* Begin Records for processing *

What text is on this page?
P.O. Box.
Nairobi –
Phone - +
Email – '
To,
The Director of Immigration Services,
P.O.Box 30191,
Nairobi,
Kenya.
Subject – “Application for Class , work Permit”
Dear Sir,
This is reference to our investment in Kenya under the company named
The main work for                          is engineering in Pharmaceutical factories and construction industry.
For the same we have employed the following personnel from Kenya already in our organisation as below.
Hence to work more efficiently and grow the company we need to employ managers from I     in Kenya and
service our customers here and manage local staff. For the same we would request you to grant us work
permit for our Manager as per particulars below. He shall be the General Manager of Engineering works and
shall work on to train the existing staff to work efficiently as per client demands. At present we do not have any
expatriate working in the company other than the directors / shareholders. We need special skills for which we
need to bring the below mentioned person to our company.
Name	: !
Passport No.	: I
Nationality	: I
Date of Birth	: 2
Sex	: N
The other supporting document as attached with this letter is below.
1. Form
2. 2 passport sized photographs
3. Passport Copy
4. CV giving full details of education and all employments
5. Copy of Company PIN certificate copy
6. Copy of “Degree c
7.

* End Records for processing *

--- Given task ---
Give the entries once more, exactly as they appear.

--- Answer to this exercise ---
What text is on this page?
P.O. Box.
Nairobi –
Phone - +
Email – '
To,
The Director of Immigration Services,
P.O.Box 30191,
Nairobi,
Kenya.
Subject – “Application for Class , work Permit”
Dear Sir,
This is reference to our investment in Kenya under the company named
The main work for                          is engineering in Pharmaceutical factories and construction industry.
For the same we have employed the following personnel from Kenya already in our organisation as below.
Hence to work more efficiently and grow the company we need to employ managers from I     in Kenya and
service our customers here and manage local staff. For the same we would request you to grant us work
permit for our Manager as per particulars below. He shall be the General Manager of Engineering works and
shall work on to train the existing staff to work efficiently as per client demands. At present we do not have any
expatriate working in the company other than the directors / shareholders. We need special skills for which we
need to bring the below mentioned person to our company.
Name	: !
Passport No.	: I
Nationality	: I
Date of Birth	: 2
Sex	: N
The other supporting document as attached with this letter is below.
1. Form
2. 2 passport sized photographs
3. Passport Copy
4. CV giving full details of education and all employments
5. Copy of Company PIN certificate copy
6. Copy of “Degree c
7.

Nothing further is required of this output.